Do this: Your answer should be a single number: the count of lines in the material below that hold "color".
======== Exercise input ========
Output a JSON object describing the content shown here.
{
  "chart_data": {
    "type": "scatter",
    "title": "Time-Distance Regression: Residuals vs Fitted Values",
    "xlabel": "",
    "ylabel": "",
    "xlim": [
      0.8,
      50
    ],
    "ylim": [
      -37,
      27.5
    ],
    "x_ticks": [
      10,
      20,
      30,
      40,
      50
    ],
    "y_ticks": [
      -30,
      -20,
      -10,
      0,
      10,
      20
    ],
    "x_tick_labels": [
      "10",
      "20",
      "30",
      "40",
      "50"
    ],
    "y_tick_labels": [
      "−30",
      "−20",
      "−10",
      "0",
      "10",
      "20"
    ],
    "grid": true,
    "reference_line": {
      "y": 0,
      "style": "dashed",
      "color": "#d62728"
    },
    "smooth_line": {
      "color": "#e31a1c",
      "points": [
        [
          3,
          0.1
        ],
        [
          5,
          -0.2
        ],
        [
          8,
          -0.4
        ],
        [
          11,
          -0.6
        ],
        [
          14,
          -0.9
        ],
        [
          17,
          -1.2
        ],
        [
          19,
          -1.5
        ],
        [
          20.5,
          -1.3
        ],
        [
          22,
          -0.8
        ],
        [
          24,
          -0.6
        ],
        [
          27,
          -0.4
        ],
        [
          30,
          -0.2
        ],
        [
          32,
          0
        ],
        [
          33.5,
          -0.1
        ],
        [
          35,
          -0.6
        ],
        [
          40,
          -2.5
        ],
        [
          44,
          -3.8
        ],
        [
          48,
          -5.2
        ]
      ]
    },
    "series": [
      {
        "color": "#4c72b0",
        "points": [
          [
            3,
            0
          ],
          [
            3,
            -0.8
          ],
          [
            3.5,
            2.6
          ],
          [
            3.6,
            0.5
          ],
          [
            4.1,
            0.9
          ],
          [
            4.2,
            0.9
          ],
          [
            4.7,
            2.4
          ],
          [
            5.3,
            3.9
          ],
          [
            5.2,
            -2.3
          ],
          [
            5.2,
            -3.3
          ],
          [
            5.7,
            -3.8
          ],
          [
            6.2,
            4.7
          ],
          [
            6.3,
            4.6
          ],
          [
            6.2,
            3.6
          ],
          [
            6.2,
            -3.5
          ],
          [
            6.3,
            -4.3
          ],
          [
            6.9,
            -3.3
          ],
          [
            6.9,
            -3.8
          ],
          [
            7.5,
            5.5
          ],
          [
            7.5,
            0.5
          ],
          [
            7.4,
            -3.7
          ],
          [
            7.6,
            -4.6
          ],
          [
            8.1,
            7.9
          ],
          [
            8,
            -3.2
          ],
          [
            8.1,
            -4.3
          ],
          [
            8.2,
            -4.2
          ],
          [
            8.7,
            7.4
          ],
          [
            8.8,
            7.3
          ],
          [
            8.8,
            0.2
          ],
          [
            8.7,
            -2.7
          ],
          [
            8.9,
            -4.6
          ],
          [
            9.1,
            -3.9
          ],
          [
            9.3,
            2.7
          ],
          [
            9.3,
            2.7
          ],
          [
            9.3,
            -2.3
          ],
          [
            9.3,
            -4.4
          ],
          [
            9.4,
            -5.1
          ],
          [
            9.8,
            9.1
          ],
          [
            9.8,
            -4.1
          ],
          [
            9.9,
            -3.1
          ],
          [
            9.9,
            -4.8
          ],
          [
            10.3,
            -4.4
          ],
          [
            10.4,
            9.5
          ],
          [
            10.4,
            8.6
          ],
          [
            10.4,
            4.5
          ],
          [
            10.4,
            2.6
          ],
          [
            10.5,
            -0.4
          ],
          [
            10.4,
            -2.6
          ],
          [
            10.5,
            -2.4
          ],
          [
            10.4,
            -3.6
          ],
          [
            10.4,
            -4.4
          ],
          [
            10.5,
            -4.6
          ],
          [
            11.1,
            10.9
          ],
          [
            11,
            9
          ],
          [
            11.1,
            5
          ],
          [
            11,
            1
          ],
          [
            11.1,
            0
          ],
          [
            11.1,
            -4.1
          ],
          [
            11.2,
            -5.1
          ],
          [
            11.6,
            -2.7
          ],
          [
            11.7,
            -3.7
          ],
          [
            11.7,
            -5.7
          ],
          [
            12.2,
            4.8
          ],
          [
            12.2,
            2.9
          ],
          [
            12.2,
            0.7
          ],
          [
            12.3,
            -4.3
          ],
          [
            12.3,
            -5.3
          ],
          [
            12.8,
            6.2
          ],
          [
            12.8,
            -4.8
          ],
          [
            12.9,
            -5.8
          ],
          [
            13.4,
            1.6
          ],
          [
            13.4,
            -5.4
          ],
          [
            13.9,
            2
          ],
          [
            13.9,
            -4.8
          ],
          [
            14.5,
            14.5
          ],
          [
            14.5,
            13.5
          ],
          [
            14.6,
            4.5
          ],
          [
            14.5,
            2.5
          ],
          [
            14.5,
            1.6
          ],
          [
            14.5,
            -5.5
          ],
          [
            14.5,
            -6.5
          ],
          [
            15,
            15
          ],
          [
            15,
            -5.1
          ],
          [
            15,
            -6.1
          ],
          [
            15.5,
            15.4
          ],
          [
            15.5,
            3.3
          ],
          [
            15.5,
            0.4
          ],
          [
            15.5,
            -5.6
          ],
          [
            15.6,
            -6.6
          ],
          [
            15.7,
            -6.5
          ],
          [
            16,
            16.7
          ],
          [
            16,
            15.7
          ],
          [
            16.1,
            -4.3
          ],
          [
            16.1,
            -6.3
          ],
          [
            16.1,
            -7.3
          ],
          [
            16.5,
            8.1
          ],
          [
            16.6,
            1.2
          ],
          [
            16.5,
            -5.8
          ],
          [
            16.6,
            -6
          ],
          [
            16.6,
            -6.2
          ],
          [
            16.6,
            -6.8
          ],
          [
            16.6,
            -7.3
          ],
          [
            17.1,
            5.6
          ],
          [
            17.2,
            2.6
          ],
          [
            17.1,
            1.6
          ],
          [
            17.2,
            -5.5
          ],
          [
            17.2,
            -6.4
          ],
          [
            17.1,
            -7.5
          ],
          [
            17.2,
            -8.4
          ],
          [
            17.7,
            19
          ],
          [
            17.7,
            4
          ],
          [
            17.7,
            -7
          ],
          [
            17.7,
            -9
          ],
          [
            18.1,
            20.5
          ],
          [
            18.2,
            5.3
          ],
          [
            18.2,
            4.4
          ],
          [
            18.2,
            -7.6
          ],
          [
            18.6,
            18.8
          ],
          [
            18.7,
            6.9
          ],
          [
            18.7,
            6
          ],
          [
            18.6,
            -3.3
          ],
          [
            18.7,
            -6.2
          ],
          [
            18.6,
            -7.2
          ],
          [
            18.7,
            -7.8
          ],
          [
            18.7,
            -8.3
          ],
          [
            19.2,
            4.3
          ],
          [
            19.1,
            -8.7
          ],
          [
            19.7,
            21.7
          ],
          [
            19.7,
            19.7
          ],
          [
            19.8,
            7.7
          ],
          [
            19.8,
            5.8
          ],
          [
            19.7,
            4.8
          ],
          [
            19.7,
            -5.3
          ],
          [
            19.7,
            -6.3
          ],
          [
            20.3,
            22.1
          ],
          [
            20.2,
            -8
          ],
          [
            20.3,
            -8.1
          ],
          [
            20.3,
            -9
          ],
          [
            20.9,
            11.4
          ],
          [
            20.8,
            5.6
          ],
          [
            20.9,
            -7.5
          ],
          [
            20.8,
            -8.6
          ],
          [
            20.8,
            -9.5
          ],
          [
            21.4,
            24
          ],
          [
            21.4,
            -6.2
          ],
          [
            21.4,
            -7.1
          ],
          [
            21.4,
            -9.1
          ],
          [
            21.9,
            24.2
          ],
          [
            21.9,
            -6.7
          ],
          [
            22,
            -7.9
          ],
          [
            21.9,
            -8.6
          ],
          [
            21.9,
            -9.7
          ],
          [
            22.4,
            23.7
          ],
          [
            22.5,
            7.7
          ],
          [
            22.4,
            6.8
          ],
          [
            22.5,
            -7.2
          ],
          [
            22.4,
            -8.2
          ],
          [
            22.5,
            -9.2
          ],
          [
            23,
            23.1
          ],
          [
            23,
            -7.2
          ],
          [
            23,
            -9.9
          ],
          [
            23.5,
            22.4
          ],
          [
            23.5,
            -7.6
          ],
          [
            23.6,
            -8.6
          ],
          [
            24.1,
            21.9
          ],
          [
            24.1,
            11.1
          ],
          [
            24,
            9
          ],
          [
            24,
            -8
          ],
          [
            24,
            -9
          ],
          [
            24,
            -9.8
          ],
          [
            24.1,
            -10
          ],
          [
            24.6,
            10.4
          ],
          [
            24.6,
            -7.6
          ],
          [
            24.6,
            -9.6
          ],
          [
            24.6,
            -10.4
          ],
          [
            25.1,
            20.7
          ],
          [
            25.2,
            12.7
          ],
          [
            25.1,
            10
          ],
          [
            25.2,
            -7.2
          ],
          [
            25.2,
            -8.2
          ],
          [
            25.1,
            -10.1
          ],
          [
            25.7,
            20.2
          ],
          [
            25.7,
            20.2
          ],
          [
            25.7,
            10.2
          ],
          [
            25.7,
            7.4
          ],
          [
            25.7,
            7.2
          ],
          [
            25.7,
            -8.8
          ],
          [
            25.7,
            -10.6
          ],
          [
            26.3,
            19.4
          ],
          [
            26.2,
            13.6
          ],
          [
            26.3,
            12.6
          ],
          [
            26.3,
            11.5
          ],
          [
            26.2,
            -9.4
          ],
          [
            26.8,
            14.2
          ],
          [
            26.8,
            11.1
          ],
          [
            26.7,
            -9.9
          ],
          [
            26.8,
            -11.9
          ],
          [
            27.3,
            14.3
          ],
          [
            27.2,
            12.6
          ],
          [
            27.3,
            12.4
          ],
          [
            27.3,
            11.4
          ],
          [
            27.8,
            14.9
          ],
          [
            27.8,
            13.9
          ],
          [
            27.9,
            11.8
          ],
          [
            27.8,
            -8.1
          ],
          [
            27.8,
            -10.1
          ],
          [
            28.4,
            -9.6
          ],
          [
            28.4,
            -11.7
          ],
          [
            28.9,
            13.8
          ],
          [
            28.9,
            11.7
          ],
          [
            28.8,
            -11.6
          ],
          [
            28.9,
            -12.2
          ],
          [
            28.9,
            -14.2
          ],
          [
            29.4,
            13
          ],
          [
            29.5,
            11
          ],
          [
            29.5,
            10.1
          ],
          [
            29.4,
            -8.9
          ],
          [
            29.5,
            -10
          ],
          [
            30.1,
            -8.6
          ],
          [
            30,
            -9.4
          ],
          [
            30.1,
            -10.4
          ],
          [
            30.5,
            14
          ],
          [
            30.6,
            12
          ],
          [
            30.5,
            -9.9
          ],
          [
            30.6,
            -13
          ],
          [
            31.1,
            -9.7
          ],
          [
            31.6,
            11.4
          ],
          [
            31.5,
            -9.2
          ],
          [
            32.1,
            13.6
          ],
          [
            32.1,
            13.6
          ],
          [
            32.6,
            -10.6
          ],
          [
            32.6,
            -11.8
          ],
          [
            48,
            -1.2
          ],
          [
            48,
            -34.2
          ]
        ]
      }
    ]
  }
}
========
Output: 3